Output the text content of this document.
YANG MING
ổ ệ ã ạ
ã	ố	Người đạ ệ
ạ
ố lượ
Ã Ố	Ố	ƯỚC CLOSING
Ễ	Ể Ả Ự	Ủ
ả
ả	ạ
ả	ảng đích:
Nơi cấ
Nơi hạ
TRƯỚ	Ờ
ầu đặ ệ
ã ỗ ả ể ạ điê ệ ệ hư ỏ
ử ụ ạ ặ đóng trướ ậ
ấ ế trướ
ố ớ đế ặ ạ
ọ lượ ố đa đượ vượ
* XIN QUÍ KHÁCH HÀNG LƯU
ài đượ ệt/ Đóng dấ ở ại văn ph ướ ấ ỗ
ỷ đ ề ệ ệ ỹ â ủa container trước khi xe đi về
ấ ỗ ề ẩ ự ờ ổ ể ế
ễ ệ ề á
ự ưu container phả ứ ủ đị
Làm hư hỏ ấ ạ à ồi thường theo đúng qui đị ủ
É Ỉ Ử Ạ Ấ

- - - -

§ **Required task**: Repeat the records above in full, character for character.

§ **Answer to the exercise**:
Output the text content of this document.
YANG MING
ổ ệ ã ạ
ã	ố	Người đạ ệ
ạ
ố lượ
Ã Ố	Ố	ƯỚC CLOSING
Ễ	Ể Ả Ự	Ủ
ả
ả	ạ
ả	ảng đích:
Nơi cấ
Nơi hạ
TRƯỚ	Ờ
ầu đặ ệ
ã ỗ ả ể ạ điê ệ ệ hư ỏ
ử ụ ạ ặ đóng trướ ậ
ấ ế trướ
ố ớ đế ặ ạ
ọ lượ ố đa đượ vượ
* XIN QUÍ KHÁCH HÀNG LƯU
ài đượ ệt/ Đóng dấ ở ại văn ph ướ ấ ỗ
ỷ đ ề ệ ệ ỹ â ủa container trước khi xe đi về
ấ ỗ ề ẩ ự ờ ổ ể ế
ễ ệ ề á
ự ưu container phả ứ ủ đị
Làm hư hỏ ấ ạ à ồi thường theo đúng qui đị ủ
É Ỉ Ử Ạ Ấ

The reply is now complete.